**WHAT YOU HAVE TO DO:** Pictures stay out; everything else in the records below is copied exactly.
>> BEGIN
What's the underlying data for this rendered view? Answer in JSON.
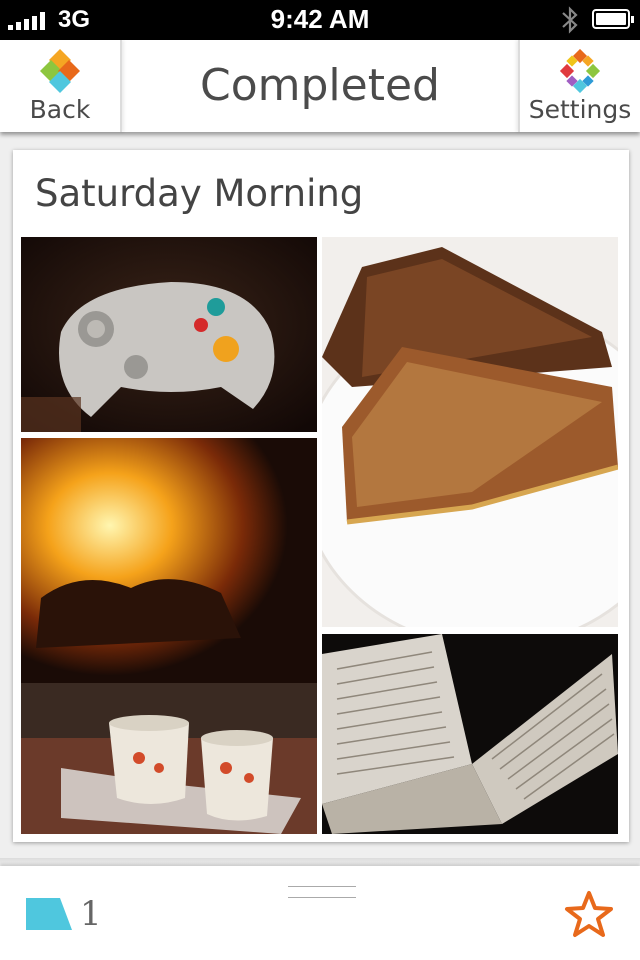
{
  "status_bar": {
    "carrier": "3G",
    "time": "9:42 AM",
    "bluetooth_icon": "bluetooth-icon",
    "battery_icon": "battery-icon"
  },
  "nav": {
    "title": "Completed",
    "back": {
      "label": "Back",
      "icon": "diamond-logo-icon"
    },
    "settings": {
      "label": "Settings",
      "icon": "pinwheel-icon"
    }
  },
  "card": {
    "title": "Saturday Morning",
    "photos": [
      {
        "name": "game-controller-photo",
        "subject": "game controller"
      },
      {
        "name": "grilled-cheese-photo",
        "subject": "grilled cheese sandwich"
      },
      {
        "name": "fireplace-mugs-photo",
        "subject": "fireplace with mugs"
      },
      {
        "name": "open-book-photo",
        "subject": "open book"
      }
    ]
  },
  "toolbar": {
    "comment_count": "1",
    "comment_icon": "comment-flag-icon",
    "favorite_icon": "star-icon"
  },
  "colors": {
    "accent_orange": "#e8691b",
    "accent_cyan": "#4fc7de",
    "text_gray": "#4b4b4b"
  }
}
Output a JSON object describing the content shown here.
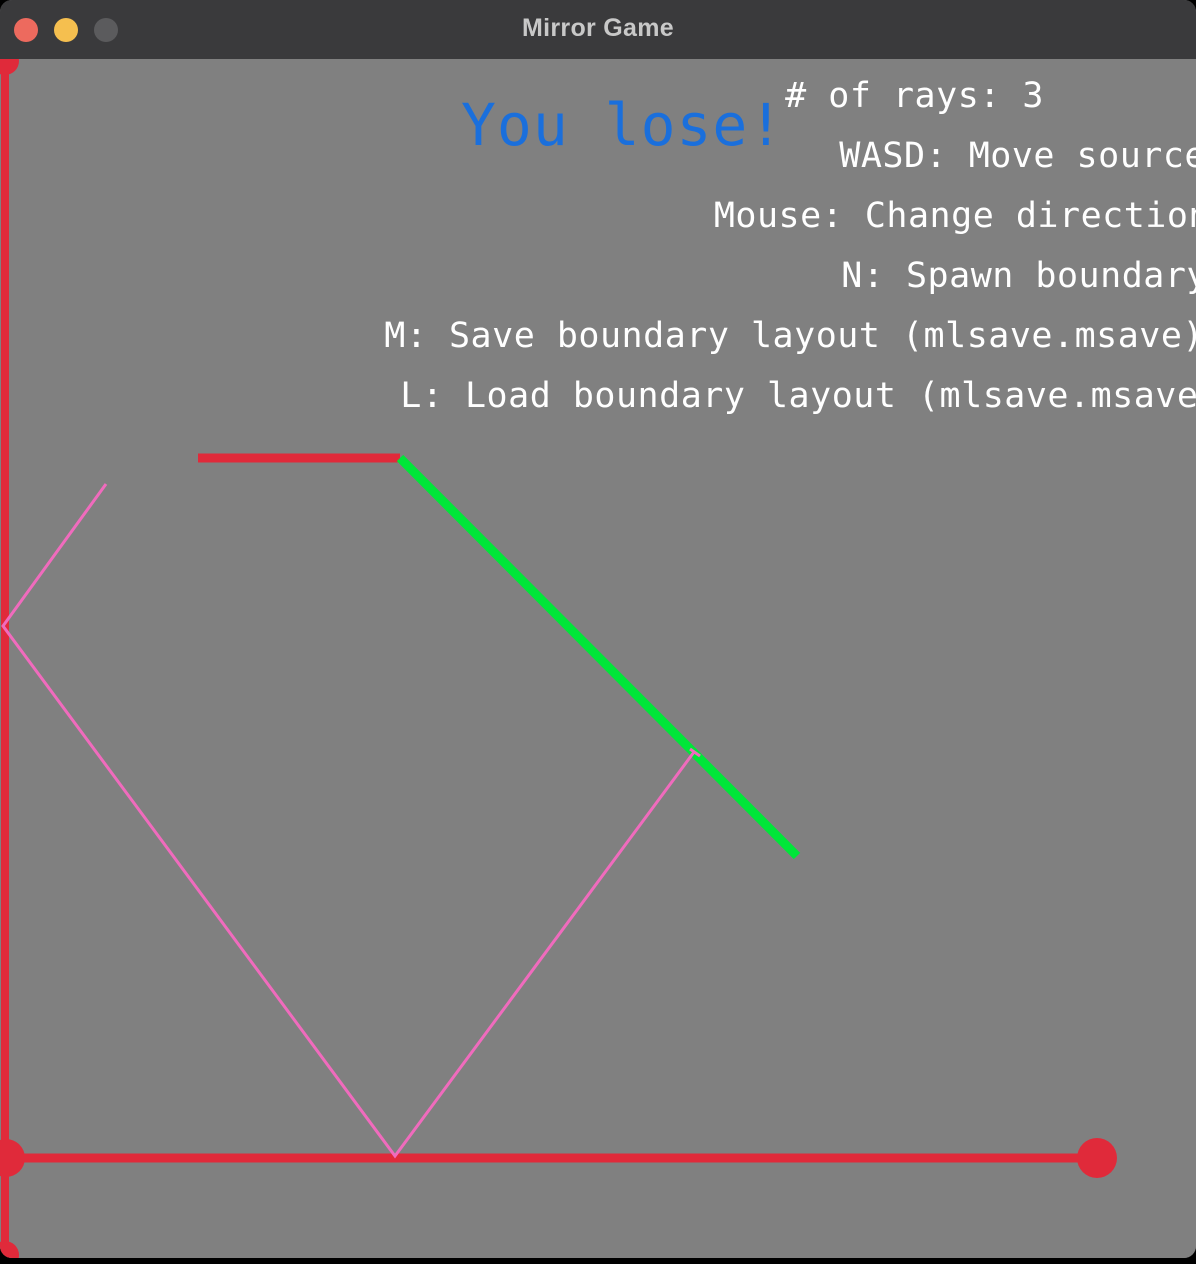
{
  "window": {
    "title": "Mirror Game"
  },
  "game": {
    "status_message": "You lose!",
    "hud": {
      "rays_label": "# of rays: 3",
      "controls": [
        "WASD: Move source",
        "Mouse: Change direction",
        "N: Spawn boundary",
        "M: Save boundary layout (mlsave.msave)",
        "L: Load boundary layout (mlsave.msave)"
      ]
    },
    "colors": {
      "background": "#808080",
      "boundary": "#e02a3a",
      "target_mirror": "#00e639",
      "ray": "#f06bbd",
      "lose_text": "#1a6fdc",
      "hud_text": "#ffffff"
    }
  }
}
>> END
**CORRECT RESPONSE:**
What's the underlying data for this rendered view? Answer in JSON.
{
  "status_bar": {
    "carrier": "3G",
    "time": "9:42 AM",
    "bluetooth_icon": "bluetooth-icon",
    "battery_icon": "battery-icon"
  },
  "nav": {
    "title": "Completed",
    "back": {
      "label": "Back",
      "icon": "diamond-logo-icon"
    },
    "settings": {
      "label": "Settings",
      "icon": "pinwheel-icon"
    }
  },
  "card": {
    "title": "Saturday Morning",
    "photos": [
      {
        "name": "game-controller-photo",
        "subject": "game controller"
      },
      {
        "name": "grilled-cheese-photo",
        "subject": "grilled cheese sandwich"
      },
      {
        "name": "fireplace-mugs-photo",
        "subject": "fireplace with mugs"
      },
      {
        "name": "open-book-photo",
        "subject": "open book"
      }
    ]
  },
  "toolbar": {
    "comment_count": "1",
    "comment_icon": "comment-flag-icon",
    "favorite_icon": "star-icon"
  },
  "colors": {
    "accent_orange": "#e8691b",
    "accent_cyan": "#4fc7de",
    "text_gray": "#4b4b4b"
  }
}
Output a JSON object describing the content shown here.
{
  "window": {
    "title": "Mirror Game"
  },
  "game": {
    "status_message": "You lose!",
    "hud": {
      "rays_label": "# of rays: 3",
      "controls": [
        "WASD: Move source",
        "Mouse: Change direction",
        "N: Spawn boundary",
        "M: Save boundary layout (mlsave.msave)",
        "L: Load boundary layout (mlsave.msave)"
      ]
    },
    "colors": {
      "background": "#808080",
      "boundary": "#e02a3a",
      "target_mirror": "#00e639",
      "ray": "#f06bbd",
      "lose_text": "#1a6fdc",
      "hud_text": "#ffffff"
    }
  }
}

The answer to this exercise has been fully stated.